Exercise goal:
Keep only the lines of the listing that include the word "marker", and copy them.

Records contained in a dataset
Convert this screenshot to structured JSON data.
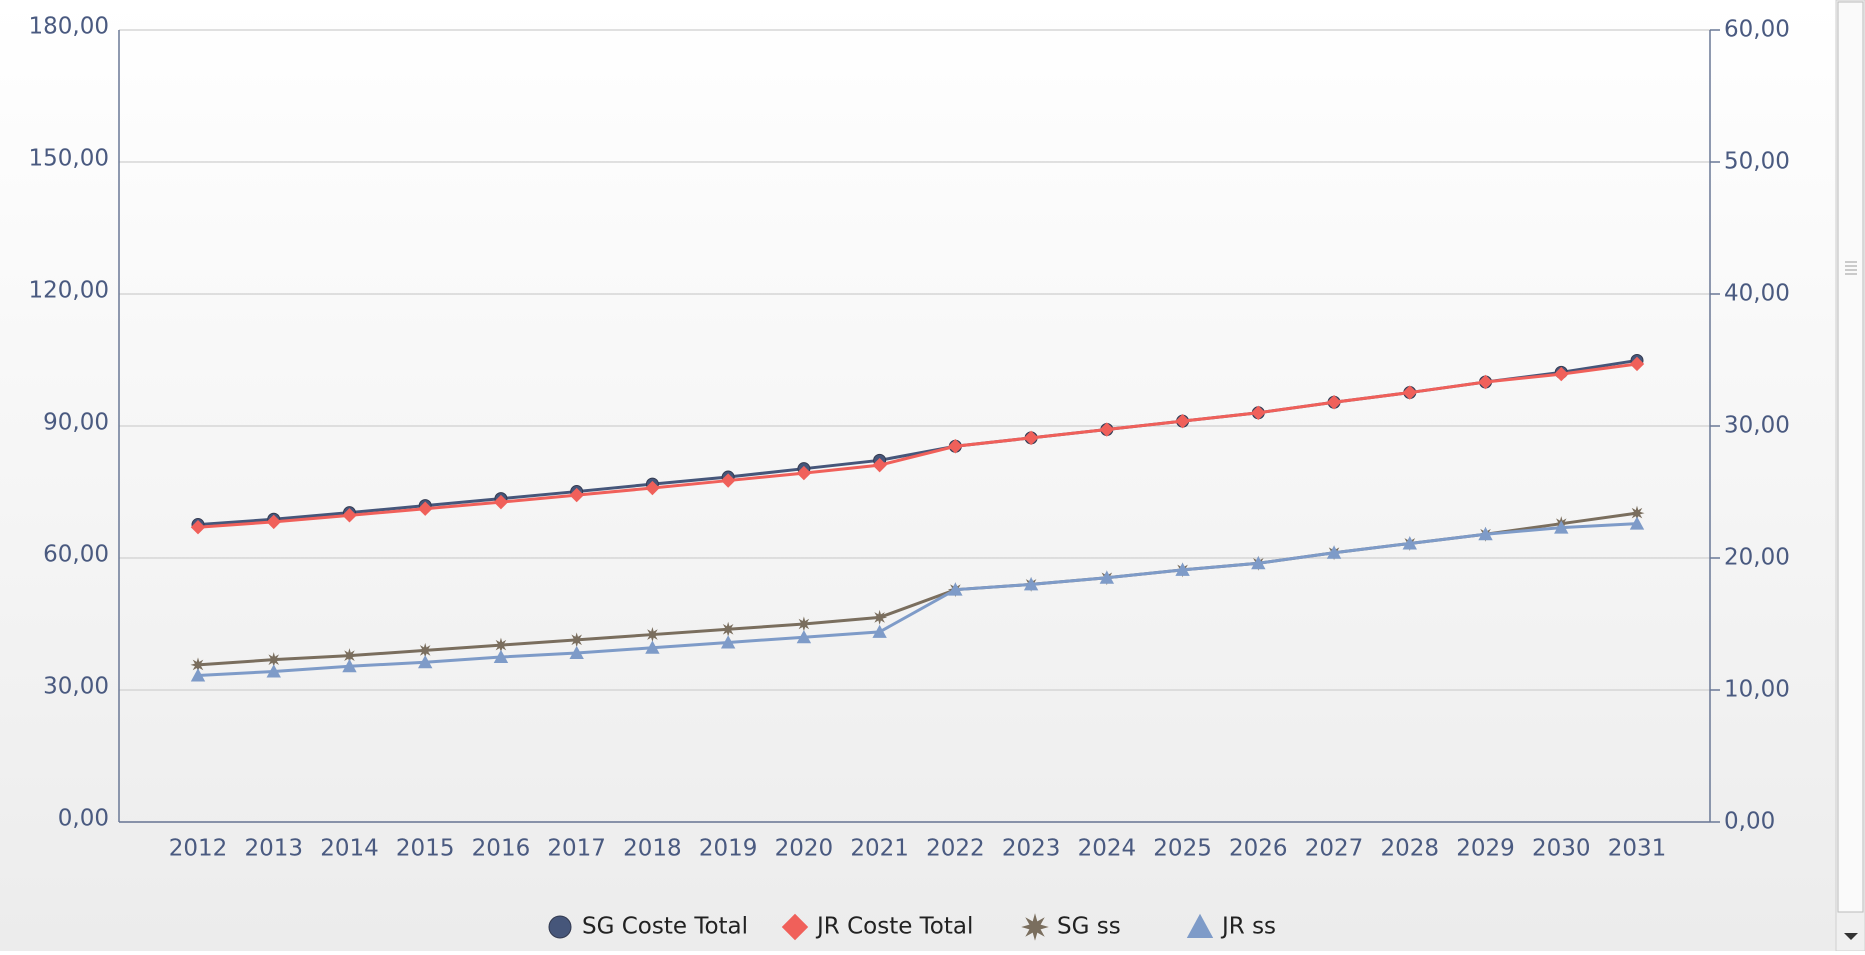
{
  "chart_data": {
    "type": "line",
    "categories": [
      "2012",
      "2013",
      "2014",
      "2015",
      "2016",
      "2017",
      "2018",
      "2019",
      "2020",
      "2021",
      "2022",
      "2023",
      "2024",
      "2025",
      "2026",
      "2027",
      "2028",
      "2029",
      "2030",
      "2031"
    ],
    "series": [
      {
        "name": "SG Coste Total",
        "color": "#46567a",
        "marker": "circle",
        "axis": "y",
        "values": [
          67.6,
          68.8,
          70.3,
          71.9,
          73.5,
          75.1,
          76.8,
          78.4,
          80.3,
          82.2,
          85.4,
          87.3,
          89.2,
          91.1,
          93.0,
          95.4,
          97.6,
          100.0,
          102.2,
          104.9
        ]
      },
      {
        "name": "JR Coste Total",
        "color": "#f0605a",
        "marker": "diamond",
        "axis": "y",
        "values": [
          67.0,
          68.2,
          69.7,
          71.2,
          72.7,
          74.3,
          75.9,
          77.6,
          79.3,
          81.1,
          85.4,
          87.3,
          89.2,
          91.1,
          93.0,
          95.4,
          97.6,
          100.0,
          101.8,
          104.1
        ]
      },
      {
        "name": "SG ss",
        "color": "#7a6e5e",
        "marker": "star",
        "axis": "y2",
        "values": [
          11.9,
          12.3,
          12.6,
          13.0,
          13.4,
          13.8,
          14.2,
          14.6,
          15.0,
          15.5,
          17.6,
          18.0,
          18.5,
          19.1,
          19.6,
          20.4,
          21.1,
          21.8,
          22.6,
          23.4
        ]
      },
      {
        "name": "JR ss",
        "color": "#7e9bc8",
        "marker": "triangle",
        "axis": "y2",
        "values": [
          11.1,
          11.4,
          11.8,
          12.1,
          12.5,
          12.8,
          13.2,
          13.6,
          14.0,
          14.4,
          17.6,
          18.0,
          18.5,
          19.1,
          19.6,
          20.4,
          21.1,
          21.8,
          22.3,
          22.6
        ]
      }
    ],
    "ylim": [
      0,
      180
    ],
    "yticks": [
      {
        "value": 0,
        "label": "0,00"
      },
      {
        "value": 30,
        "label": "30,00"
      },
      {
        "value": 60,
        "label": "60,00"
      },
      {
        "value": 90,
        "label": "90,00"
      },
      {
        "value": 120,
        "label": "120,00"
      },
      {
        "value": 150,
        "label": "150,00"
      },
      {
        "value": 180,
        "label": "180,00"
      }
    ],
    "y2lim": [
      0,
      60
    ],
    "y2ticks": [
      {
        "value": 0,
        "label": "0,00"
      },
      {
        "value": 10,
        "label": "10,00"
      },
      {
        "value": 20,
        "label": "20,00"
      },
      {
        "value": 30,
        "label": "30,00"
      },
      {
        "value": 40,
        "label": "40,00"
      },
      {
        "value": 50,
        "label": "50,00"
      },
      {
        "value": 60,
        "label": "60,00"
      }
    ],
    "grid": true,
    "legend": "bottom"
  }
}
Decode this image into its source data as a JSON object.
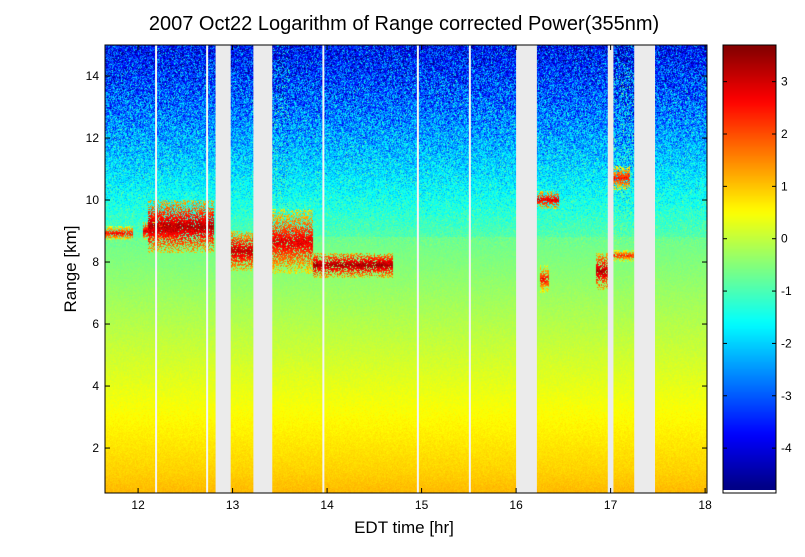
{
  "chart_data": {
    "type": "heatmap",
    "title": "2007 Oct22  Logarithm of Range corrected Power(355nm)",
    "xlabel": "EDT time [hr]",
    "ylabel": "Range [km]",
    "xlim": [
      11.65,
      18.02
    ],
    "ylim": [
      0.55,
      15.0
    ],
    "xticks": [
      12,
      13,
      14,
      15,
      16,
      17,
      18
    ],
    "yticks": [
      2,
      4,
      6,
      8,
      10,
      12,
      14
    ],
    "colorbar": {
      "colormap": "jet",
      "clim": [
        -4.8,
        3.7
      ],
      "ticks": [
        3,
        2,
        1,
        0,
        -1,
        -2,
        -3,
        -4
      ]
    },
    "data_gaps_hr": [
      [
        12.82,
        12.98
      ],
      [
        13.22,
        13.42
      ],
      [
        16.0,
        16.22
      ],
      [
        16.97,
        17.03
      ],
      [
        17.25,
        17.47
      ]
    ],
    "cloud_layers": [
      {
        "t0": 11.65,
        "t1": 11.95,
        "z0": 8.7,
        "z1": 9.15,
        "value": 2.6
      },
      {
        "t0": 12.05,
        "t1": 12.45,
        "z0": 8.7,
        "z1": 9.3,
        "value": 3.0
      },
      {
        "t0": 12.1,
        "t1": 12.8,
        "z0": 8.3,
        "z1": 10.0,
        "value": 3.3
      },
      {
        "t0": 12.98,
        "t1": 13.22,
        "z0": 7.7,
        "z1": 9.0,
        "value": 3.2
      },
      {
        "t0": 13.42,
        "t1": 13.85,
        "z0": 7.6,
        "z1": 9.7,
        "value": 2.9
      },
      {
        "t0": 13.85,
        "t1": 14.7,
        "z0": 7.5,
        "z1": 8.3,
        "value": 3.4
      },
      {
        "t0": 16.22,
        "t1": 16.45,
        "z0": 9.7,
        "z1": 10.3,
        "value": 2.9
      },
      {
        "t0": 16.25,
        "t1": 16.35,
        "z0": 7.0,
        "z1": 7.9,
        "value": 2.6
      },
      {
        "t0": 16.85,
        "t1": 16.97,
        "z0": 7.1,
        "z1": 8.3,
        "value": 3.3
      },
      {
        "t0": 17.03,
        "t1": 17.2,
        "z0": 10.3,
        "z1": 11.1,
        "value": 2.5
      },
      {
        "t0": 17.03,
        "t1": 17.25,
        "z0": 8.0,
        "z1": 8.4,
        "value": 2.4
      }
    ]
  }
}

==

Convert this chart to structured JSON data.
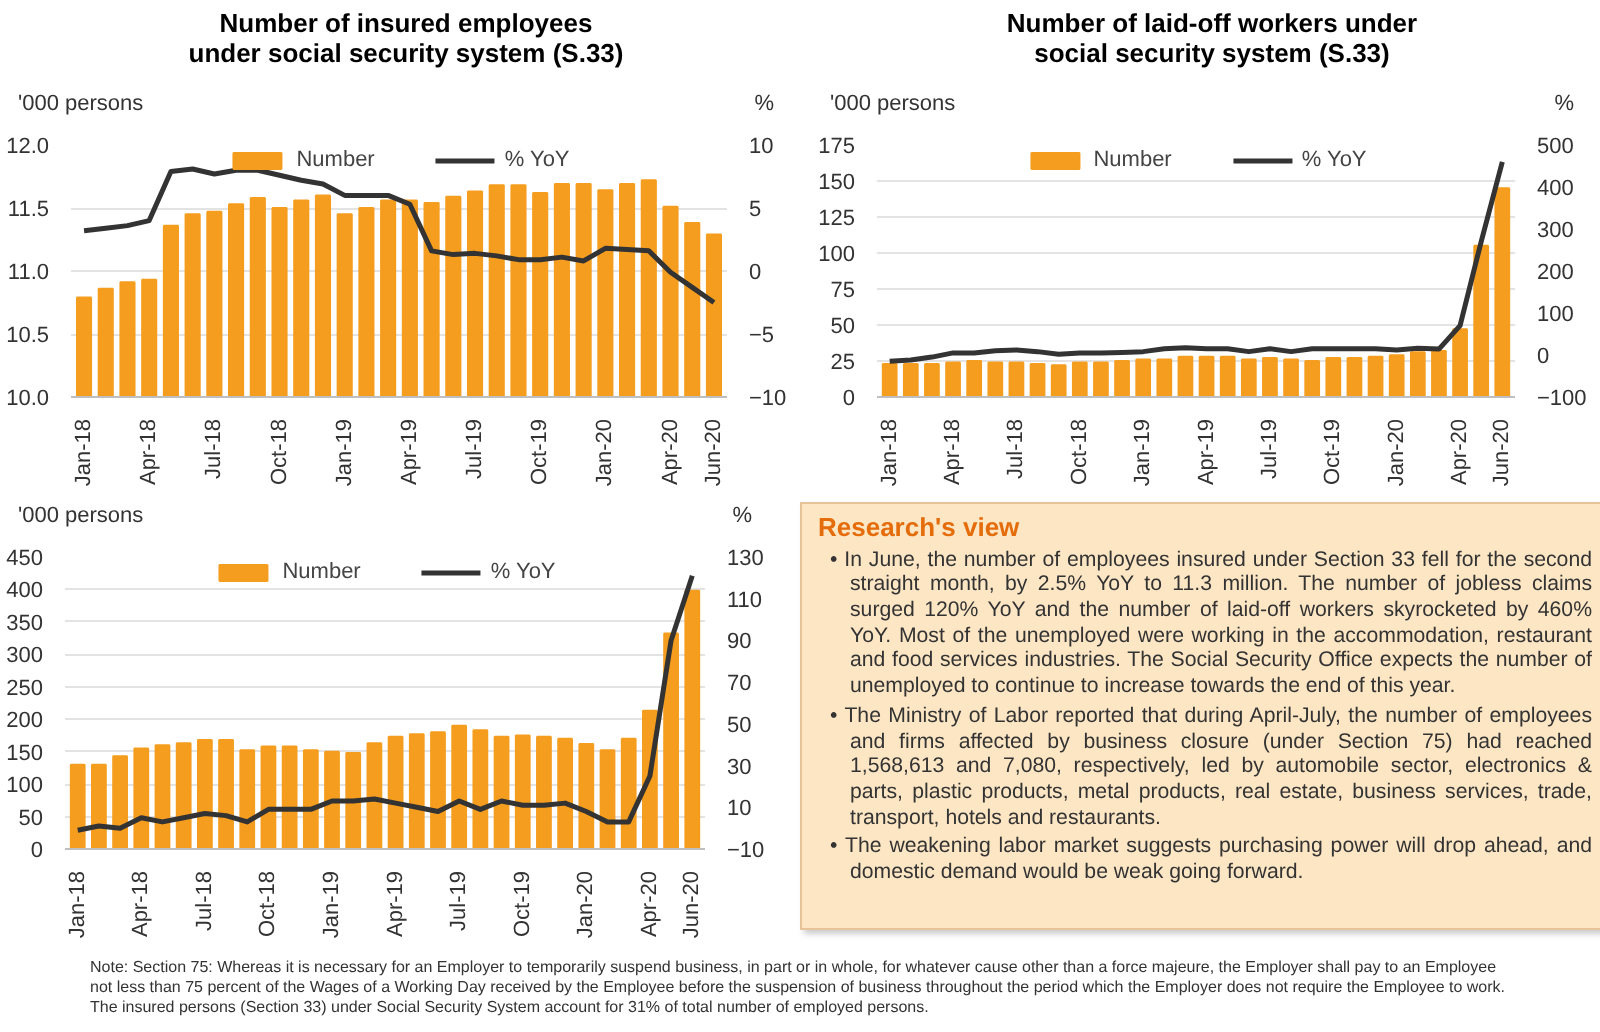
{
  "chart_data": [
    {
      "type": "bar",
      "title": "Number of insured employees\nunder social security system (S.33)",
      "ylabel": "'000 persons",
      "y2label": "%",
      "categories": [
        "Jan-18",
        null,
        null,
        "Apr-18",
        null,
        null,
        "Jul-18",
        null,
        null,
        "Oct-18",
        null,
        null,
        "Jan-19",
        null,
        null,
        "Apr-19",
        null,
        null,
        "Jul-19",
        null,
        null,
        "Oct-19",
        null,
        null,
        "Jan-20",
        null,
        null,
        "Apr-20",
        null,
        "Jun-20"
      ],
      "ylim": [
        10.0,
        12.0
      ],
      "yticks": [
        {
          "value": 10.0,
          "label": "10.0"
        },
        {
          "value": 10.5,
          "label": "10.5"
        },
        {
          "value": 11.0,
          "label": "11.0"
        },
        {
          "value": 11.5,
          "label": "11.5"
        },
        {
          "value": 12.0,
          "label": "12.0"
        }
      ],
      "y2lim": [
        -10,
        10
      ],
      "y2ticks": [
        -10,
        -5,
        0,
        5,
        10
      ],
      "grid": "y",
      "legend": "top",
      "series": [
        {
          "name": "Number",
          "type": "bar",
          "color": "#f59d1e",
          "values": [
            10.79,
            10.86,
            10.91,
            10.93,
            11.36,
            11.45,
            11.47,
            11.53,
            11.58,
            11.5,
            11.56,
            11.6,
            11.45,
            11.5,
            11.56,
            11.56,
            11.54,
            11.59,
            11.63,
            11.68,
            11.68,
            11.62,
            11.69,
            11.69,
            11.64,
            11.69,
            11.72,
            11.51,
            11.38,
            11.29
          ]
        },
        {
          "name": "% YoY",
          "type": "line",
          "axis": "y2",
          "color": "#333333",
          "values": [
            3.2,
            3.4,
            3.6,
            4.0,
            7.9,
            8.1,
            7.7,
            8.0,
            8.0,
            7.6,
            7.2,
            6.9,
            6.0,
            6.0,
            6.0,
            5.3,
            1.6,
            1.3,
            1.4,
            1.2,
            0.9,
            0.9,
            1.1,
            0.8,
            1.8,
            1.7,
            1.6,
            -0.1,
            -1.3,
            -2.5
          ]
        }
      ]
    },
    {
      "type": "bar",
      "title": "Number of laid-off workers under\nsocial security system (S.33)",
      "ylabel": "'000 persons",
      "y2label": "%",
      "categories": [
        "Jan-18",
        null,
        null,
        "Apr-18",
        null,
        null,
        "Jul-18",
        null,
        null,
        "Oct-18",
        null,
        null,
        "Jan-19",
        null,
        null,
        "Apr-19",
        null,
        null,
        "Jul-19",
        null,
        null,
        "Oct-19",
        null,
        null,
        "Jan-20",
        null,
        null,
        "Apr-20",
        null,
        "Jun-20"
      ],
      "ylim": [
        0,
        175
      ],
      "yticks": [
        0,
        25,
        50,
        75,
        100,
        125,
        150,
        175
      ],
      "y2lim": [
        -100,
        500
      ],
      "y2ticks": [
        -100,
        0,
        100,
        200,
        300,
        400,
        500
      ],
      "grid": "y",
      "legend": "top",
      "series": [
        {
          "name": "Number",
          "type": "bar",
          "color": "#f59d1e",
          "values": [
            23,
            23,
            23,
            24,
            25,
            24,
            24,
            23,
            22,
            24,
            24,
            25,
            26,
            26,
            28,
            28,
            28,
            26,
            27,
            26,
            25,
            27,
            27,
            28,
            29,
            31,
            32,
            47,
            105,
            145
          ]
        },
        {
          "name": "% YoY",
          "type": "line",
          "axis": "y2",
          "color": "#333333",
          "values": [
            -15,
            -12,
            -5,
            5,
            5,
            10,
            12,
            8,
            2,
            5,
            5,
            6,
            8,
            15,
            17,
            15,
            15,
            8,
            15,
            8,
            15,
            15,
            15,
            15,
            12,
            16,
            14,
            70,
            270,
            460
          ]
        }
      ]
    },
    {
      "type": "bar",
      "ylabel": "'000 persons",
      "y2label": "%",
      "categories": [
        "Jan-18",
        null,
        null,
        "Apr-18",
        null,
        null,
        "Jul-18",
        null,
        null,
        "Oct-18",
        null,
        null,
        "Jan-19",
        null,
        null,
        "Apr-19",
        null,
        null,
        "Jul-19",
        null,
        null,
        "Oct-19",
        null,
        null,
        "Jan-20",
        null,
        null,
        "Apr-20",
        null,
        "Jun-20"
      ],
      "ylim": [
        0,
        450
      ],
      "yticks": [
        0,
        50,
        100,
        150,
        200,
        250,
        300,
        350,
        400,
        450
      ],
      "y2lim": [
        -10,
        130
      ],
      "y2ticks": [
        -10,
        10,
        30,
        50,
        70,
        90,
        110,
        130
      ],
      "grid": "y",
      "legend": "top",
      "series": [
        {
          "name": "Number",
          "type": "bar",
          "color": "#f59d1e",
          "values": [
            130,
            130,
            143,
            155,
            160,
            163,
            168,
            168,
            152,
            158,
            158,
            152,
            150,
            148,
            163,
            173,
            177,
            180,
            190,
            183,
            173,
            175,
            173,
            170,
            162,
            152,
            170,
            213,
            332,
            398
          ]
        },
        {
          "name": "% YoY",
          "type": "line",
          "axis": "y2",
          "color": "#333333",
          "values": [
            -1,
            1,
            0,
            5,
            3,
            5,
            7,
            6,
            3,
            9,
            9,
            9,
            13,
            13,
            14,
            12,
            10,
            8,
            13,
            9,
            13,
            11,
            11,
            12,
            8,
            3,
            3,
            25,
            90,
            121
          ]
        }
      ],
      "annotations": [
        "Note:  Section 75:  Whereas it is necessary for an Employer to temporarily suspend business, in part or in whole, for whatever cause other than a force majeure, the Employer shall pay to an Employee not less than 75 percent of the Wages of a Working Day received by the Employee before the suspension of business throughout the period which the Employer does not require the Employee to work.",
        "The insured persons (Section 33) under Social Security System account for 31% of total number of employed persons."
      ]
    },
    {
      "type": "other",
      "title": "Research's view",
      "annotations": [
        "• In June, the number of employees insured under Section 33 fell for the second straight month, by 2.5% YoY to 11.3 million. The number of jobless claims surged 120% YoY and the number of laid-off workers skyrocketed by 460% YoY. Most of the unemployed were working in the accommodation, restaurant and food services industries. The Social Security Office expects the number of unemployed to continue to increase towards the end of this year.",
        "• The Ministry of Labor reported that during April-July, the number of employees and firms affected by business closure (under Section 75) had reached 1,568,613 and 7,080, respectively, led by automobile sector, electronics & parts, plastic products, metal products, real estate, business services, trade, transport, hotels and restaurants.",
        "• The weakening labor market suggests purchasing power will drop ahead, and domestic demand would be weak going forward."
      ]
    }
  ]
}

* * *

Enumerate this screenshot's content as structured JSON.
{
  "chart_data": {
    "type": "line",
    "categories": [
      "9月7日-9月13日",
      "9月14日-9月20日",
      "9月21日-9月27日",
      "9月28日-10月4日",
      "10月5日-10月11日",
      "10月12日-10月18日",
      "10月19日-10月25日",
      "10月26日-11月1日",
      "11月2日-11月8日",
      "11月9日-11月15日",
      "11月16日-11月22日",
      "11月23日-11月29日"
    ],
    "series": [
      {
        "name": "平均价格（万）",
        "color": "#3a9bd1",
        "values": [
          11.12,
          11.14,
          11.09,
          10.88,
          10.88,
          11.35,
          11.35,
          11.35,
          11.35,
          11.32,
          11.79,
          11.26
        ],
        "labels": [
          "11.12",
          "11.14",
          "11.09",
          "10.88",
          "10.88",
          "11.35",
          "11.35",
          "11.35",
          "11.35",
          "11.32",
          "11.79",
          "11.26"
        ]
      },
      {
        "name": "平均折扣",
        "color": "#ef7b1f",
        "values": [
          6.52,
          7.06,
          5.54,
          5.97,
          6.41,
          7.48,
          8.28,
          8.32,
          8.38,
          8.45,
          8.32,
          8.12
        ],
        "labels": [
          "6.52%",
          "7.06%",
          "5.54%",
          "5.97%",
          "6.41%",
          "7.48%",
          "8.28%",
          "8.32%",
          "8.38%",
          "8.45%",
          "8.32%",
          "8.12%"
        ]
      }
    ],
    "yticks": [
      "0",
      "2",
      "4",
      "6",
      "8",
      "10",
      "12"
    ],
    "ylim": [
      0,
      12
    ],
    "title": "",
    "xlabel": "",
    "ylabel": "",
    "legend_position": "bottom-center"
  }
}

Completed exercise:
        "marker": "circle",
        "marker": "diamond",
        "marker": "star",
        "marker": "triangle",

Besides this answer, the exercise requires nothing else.